__Your instructions__. Reproduce the closing part of the entries exactly: the line with "Enumerate this screenshot's" and all lines after it, ending with the last line, and nothing else.

Dataset entries:
_ _ _ _

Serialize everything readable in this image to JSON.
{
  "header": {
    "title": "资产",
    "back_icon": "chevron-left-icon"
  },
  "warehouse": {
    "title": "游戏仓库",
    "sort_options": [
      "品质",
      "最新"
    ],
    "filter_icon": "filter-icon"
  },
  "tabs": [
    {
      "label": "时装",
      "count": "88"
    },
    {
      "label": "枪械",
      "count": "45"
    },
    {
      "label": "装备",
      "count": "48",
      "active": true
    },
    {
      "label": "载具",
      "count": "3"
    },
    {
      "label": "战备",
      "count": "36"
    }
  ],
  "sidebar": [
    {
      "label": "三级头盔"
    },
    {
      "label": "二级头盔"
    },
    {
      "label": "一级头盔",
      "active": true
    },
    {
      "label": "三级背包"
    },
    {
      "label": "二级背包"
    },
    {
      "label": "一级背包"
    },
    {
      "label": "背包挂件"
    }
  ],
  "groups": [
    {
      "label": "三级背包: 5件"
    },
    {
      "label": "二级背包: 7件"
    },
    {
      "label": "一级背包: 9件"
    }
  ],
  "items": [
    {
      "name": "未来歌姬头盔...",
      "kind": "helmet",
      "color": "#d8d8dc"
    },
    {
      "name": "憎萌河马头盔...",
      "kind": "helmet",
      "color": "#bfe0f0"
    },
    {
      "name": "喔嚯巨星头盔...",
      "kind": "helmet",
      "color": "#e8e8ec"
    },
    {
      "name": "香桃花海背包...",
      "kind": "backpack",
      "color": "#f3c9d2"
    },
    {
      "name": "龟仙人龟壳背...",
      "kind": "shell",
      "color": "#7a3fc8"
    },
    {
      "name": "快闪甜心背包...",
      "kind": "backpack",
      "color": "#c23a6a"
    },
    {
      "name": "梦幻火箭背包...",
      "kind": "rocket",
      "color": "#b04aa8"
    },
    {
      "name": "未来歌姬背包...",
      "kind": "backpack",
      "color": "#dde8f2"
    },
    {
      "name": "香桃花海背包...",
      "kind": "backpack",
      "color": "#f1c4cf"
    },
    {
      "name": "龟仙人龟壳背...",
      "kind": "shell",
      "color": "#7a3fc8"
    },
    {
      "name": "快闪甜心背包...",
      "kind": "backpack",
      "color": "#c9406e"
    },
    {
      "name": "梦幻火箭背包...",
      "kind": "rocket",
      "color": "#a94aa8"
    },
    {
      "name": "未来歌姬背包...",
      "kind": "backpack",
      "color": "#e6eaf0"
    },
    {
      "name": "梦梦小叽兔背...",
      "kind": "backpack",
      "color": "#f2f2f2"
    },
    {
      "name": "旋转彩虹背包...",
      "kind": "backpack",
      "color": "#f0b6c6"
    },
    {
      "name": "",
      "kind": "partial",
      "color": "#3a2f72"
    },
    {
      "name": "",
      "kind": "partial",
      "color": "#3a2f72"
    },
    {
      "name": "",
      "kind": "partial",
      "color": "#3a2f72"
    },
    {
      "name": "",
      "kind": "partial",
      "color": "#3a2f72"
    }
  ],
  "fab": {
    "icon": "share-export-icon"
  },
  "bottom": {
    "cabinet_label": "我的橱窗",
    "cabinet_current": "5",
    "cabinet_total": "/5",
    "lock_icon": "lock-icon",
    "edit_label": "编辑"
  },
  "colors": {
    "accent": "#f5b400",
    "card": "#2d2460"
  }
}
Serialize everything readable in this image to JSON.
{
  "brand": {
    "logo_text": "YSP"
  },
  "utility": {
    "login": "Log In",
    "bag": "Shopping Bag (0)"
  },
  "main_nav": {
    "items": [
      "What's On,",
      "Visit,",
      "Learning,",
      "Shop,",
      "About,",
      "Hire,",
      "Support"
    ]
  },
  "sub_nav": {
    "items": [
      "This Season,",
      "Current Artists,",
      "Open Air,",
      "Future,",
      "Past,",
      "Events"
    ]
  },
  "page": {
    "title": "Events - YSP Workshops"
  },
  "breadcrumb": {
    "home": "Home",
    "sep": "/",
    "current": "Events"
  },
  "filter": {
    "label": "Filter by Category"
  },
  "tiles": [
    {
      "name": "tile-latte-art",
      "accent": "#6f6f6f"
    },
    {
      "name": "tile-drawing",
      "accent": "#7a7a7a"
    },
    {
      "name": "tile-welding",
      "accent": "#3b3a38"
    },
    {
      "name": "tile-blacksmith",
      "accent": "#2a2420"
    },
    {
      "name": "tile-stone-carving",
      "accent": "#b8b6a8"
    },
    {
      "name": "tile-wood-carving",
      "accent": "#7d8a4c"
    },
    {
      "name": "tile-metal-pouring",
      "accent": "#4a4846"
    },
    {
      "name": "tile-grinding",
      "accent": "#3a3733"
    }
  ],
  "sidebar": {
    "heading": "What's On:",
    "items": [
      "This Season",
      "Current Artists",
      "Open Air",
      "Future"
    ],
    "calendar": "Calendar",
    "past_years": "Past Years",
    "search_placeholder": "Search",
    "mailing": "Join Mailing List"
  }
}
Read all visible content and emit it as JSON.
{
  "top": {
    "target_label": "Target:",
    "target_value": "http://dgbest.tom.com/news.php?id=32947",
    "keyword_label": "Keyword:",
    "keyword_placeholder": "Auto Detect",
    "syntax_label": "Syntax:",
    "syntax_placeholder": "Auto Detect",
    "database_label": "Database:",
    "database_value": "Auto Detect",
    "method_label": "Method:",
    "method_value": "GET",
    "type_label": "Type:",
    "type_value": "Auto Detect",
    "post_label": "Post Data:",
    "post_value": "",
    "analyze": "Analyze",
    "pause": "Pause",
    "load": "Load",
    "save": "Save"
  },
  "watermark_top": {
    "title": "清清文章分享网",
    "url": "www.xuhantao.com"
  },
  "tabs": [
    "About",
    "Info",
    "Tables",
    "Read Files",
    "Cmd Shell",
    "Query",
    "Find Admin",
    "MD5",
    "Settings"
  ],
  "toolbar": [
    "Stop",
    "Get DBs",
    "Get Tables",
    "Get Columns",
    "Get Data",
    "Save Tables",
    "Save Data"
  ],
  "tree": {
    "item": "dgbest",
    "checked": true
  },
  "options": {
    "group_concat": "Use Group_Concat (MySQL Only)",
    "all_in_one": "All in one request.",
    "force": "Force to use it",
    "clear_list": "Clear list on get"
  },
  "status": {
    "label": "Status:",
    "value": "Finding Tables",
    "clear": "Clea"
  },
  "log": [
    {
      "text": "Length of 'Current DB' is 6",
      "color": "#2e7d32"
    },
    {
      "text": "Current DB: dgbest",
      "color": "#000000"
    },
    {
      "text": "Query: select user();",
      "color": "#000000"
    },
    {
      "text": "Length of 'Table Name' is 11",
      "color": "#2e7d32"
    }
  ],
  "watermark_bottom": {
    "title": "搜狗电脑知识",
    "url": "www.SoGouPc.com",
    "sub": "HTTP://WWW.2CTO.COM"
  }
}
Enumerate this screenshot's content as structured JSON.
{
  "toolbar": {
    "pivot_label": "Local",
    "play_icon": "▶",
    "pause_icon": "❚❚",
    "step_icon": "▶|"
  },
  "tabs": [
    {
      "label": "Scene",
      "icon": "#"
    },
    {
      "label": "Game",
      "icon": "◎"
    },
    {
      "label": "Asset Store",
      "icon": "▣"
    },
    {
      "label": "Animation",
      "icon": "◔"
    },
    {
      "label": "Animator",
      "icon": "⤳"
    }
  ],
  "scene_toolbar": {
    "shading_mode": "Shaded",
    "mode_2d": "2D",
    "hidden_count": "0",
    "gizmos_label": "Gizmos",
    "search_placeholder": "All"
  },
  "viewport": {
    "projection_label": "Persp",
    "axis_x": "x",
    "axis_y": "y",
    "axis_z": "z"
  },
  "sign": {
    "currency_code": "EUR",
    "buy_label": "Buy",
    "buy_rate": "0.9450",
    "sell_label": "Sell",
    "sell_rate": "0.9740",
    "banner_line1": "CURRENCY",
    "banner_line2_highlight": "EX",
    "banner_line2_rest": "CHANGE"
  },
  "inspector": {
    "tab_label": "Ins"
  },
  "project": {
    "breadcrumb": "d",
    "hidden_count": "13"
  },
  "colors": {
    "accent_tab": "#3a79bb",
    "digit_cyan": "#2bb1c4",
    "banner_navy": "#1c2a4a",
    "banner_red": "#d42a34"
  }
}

_ _ _ _

__Response to the task__.
Enumerate this screenshot's content as structured JSON.
{
  "toolbar": {
    "pivot_label": "Local",
    "play_icon": "▶",
    "pause_icon": "❚❚",
    "step_icon": "▶|"
  },
  "tabs": [
    {
      "label": "Scene",
      "icon": "#"
    },
    {
      "label": "Game",
      "icon": "◎"
    },
    {
      "label": "Asset Store",
      "icon": "▣"
    },
    {
      "label": "Animation",
      "icon": "◔"
    },
    {
      "label": "Animator",
      "icon": "⤳"
    }
  ],
  "scene_toolbar": {
    "shading_mode": "Shaded",
    "mode_2d": "2D",
    "hidden_count": "0",
    "gizmos_label": "Gizmos",
    "search_placeholder": "All"
  },
  "viewport": {
    "projection_label": "Persp",
    "axis_x": "x",
    "axis_y": "y",
    "axis_z": "z"
  },
  "sign": {
    "currency_code": "EUR",
    "buy_label": "Buy",
    "buy_rate": "0.9450",
    "sell_label": "Sell",
    "sell_rate": "0.9740",
    "banner_line1": "CURRENCY",
    "banner_line2_highlight": "EX",
    "banner_line2_rest": "CHANGE"
  },
  "inspector": {
    "tab_label": "Ins"
  },
  "project": {
    "breadcrumb": "d",
    "hidden_count": "13"
  },
  "colors": {
    "accent_tab": "#3a79bb",
    "digit_cyan": "#2bb1c4",
    "banner_navy": "#1c2a4a",
    "banner_red": "#d42a34"
  }
}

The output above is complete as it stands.